##### INFORMATION PROVIDED

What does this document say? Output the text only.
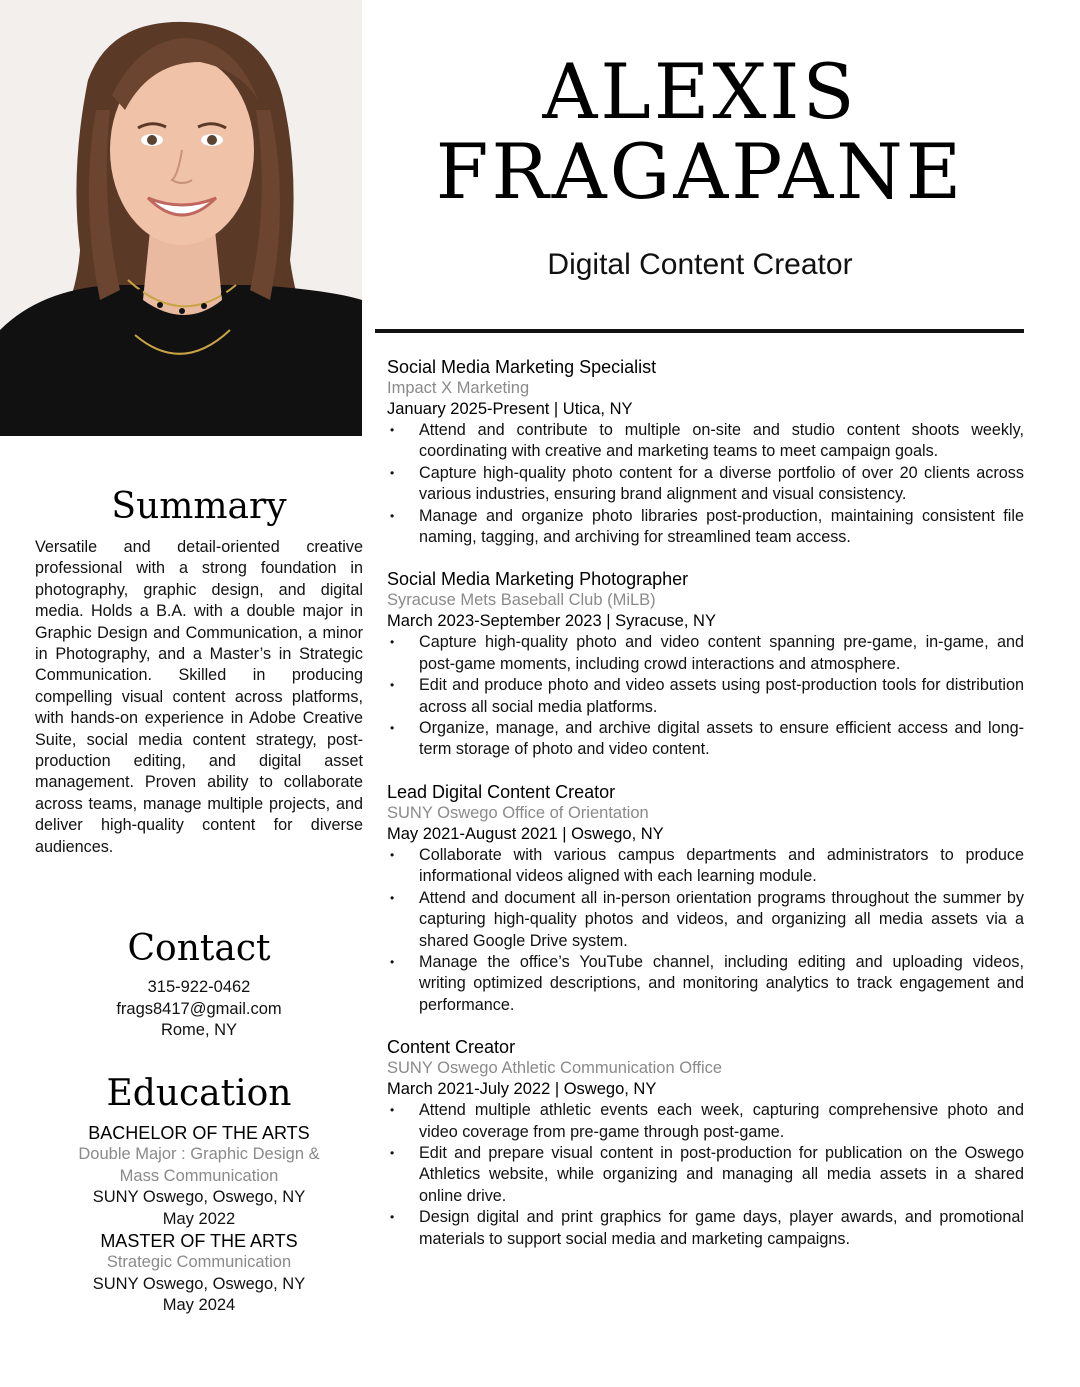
ALEXIS
FRAGAPANE
Digital Content Creator
Summary

Versatile and detail-oriented creative professional with a strong foundation in photography, graphic design, and digital media. Holds a B.A. with a double major in Graphic Design and Communication, a minor in Photography, and a Master’s in Strategic Communication. Skilled in producing compelling visual content across platforms, with hands-on experience in Adobe Creative Suite, social media content strategy, post-production editing, and digital asset management. Proven ability to collaborate across teams, manage multiple projects, and deliver high-quality content for diverse audiences.

Contact
315-922-0462
frags8417@gmail.com
Rome, NY
Education
BACHELOR OF THE ARTS
Double Major : Graphic Design & Mass Communication
SUNY Oswego, Oswego, NY
May 2022
MASTER OF THE ARTS
Strategic Communication
SUNY Oswego, Oswego, NY
May 2024
Social Media Marketing Specialist
Impact X Marketing
January 2025-Present | Utica, NY
• Attend and contribute to multiple on-site and studio content shoots weekly, coordinating with creative and marketing teams to meet campaign goals.
• Capture high-quality photo content for a diverse portfolio of over 20 clients across various industries, ensuring brand alignment and visual consistency.
• Manage and organize photo libraries post-production, maintaining consistent file naming, tagging, and archiving for streamlined team access.
Social Media Marketing Photographer
Syracuse Mets Baseball Club (MiLB)
March 2023-September 2023 | Syracuse, NY
• Capture high-quality photo and video content spanning pre-game, in-game, and post-game moments, including crowd interactions and atmosphere.
• Edit and produce photo and video assets using post-production tools for distribution across all social media platforms.
• Organize, manage, and archive digital assets to ensure efficient access and long-term storage of photo and video content.
Lead Digital Content Creator
SUNY Oswego Office of Orientation
May 2021-August 2021 | Oswego, NY
• Collaborate with various campus departments and administrators to produce informational videos aligned with each learning module.
• Attend and document all in-person orientation programs throughout the summer by capturing high-quality photos and videos, and organizing all media assets via a shared Google Drive system.
• Manage the office’s YouTube channel, including editing and uploading videos, writing optimized descriptions, and monitoring analytics to track engagement and performance.
Content Creator
SUNY Oswego Athletic Communication Office
March 2021-July 2022 | Oswego, NY
• Attend multiple athletic events each week, capturing comprehensive photo and video coverage from pre-game through post-game.
• Edit and prepare visual content in post-production for publication on the Oswego Athletics website, while organizing and managing all media assets in a shared online drive.
• Design digital and print graphics for game days, player awards, and promotional materials to support social media and marketing campaigns.
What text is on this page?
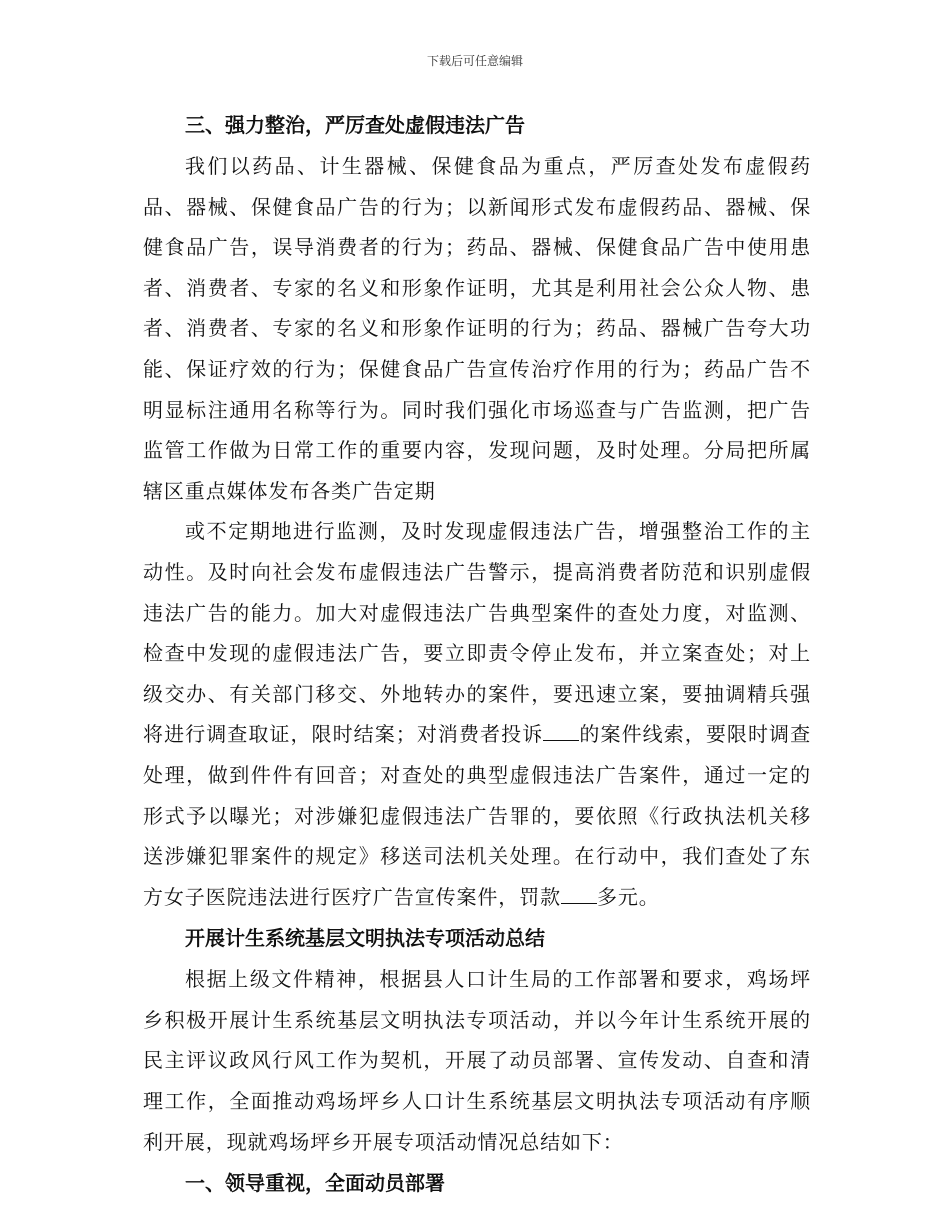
下载后可任意编辑
三、强力整治，严厉查处虚假违法广告

我们以药品、计生器械、保健食品为重点，严厉查处发布虚假药品、器械、保健食品广告的行为；以新闻形式发布虚假药品、器械、保健食品广告，误导消费者的行为；药品、器械、保健食品广告中使用患者、消费者、专家的名义和形象作证明，尤其是利用社会公众人物、患者、消费者、专家的名义和形象作证明的行为；药品、器械广告夸大功能、保证疗效的行为；保健食品广告宣传治疗作用的行为；药品广告不明显标注通用名称等行为。同时我们强化市场巡查与广告监测，把广告监管工作做为日常工作的重要内容，发现问题，及时处理。分局把所属辖区重点媒体发布各类广告定期

或不定期地进行监测，及时发现虚假违法广告，增强整治工作的主动性。及时向社会发布虚假违法广告警示，提高消费者防范和识别虚假违法广告的能力。加大对虚假违法广告典型案件的查处力度，对监测、检查中发现的虚假违法广告，要立即责令停止发布，并立案查处；对上级交办、有关部门移交、外地转办的案件，要迅速立案，要抽调精兵强将进行调查取证，限时结案；对消费者投诉 的案件线索，要限时调查处理，做到件件有回音；对查处的典型虚假违法广告案件，通过一定的形式予以曝光；对涉嫌犯虚假违法广告罪的，要依照《行政执法机关移送涉嫌犯罪案件的规定》移送司法机关处理。在行动中，我们查处了东方女子医院违法进行医疗广告宣传案件，罚款 多元。

开展计生系统基层文明执法专项活动总结

根据上级文件精神，根据县人口计生局的工作部署和要求，鸡场坪乡积极开展计生系统基层文明执法专项活动，并以今年计生系统开展的民主评议政风行风工作为契机，开展了动员部署、宣传发动、自查和清理工作，全面推动鸡场坪乡人口计生系统基层文明执法专项活动有序顺利开展，现就鸡场坪乡开展专项活动情况总结如下：

一、领导重视，全面动员部署
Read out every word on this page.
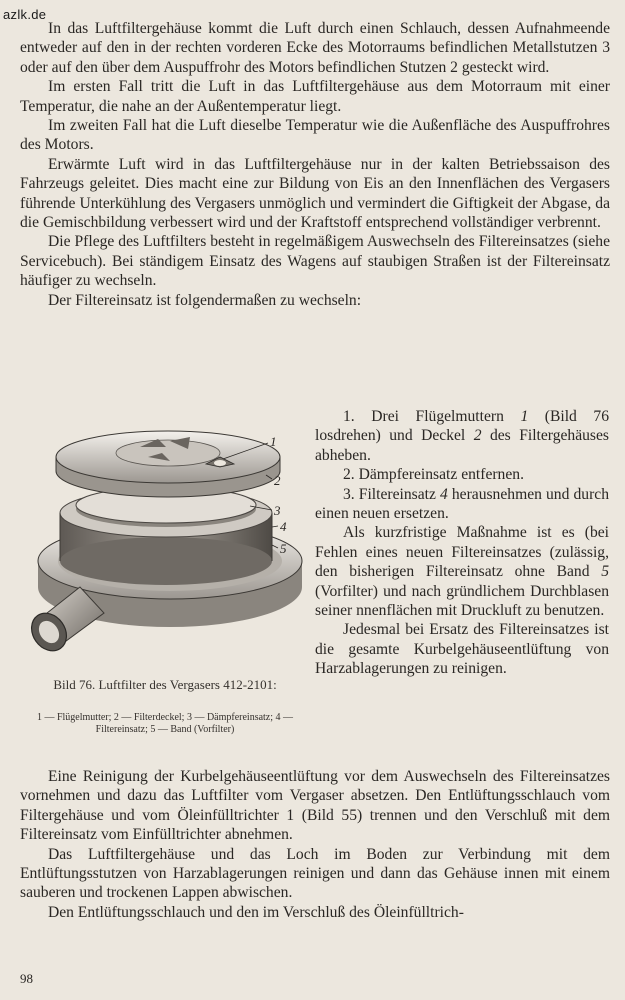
azlk.de

In das Luftfiltergehäuse kommt die Luft durch einen Schlauch, dessen Aufnahmeende entweder auf den in der rechten vorderen Ecke des Motorraums befindlichen Metallstutzen 3 oder auf den über dem Auspuffrohr des Motors befindlichen Stutzen 2 gesteckt wird.

Im ersten Fall tritt die Luft in das Luftfiltergehäuse aus dem Motorraum mit einer Temperatur, die nahe an der Außentemperatur liegt.

Im zweiten Fall hat die Luft dieselbe Temperatur wie die Außenfläche des Auspuffrohres des Motors.

Erwärmte Luft wird in das Luftfiltergehäuse nur in der kalten Betriebssaison des Fahrzeugs geleitet. Dies macht eine zur Bildung von Eis an den Innenflächen des Vergasers führende Unterkühlung des Vergasers unmöglich und vermindert die Giftigkeit der Abgase, da die Gemischbildung verbessert wird und der Kraftstoff entsprechend vollständiger verbrennt.

Die Pflege des Luftfilters besteht in regelmäßigem Auswechseln des Filtereinsatzes (siehe Servicebuch). Bei ständigem Einsatz des Wagens auf staubigen Straßen ist der Filtereinsatz häufiger zu wechseln.

Der Filtereinsatz ist folgendermaßen zu wechseln:

1
2
3
4
5
Bild 76. Luftfilter des Vergasers 412-2101:
1 — Flügelmutter; 2 — Filterdeckel; 3 — Dämpfereinsatz; 4 — Filtereinsatz; 5 — Band (Vorfilter)

1. Drei Flügelmuttern 1 (Bild 76 losdrehen) und Deckel 2 des Filtergehäuses abheben.

2. Dämpfereinsatz entfernen.

3. Filtereinsatz 4 herausnehmen und durch einen neuen ersetzen.

Als kurzfristige Maßnahme ist es (bei Fehlen eines neuen Filtereinsatzes (zulässig, den bisherigen Filtereinsatz ohne Band 5 (Vorfilter) und nach gründlichem Durchblasen seiner nnenflächen mit Druckluft zu benutzen.

Jedesmal bei Ersatz des Filtereinsatzes ist die gesamte Kurbelgehäuseentlüftung von Harzablagerungen zu reinigen.

Eine Reinigung der Kurbelgehäuseentlüftung vor dem Auswechseln des Filtereinsatzes vornehmen und dazu das Luftfilter vom Vergaser absetzen. Den Entlüftungsschlauch vom Filtergehäuse und vom Öleinfülltrichter 1 (Bild 55) trennen und den Verschluß mit dem Filtereinsatz vom Einfülltrichter abnehmen.

Das Luftfiltergehäuse und das Loch im Boden zur Verbindung mit dem Entlüftungsstutzen von Harzablagerungen reinigen und dann das Gehäuse innen mit einem sauberen und trockenen Lappen abwischen.

Den Entlüftungsschlauch und den im Verschluß des Öleinfülltrich-

98
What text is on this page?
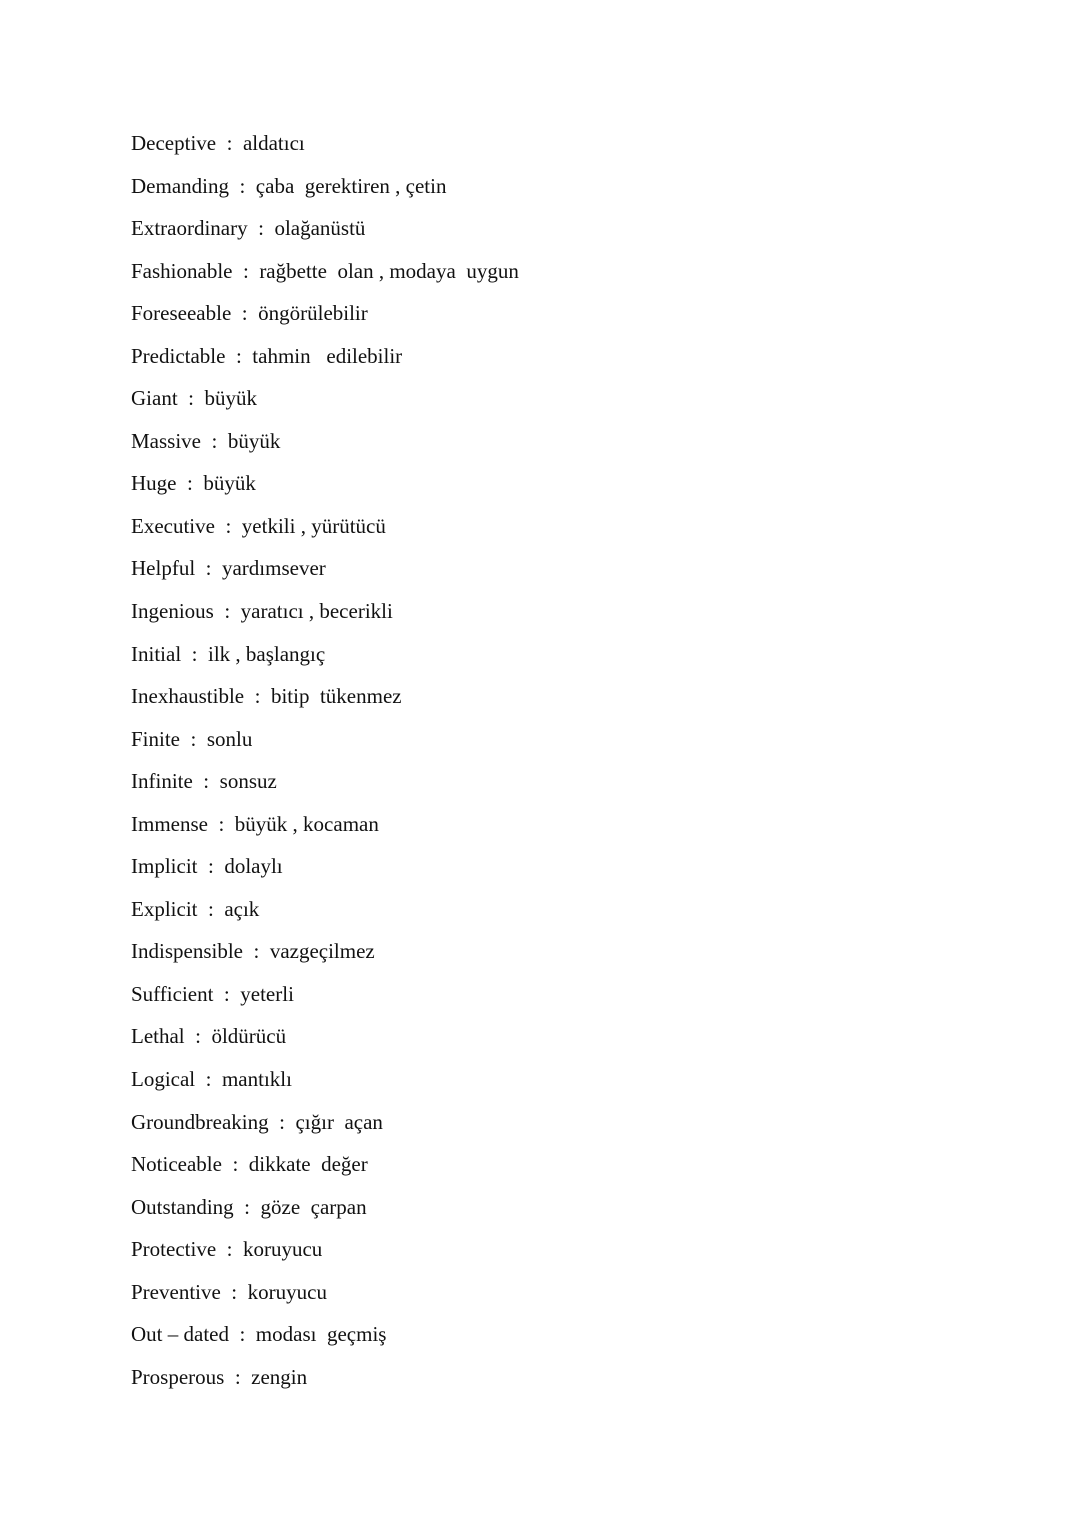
Deceptive  :  aldatıcı
Demanding  :  çaba  gerektiren , çetin
Extraordinary  :  olağanüstü
Fashionable  :  rağbette  olan , modaya  uygun
Foreseeable  :  öngörülebilir
Predictable  :  tahmin   edilebilir
Giant  :  büyük
Massive  :  büyük
Huge  :  büyük
Executive  :  yetkili , yürütücü
Helpful  :  yardımsever
Ingenious  :  yaratıcı , becerikli
Initial  :  ilk , başlangıç
Inexhaustible  :  bitip  tükenmez
Finite  :  sonlu
Infinite  :  sonsuz
Immense  :  büyük , kocaman
Implicit  :  dolaylı
Explicit  :  açık
Indispensible  :  vazgeçilmez
Sufficient  :  yeterli
Lethal  :  öldürücü
Logical  :  mantıklı
Groundbreaking  :  çığır  açan
Noticeable  :  dikkate  değer
Outstanding  :  göze  çarpan
Protective  :  koruyucu
Preventive  :  koruyucu
Out – dated  :  modası  geçmiş
Prosperous  :  zengin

##########

#### EXERCISE AIM:
Check each line of these records for the string "capturing" and state only how many lines have it.

#### TASK SOLUTION:
2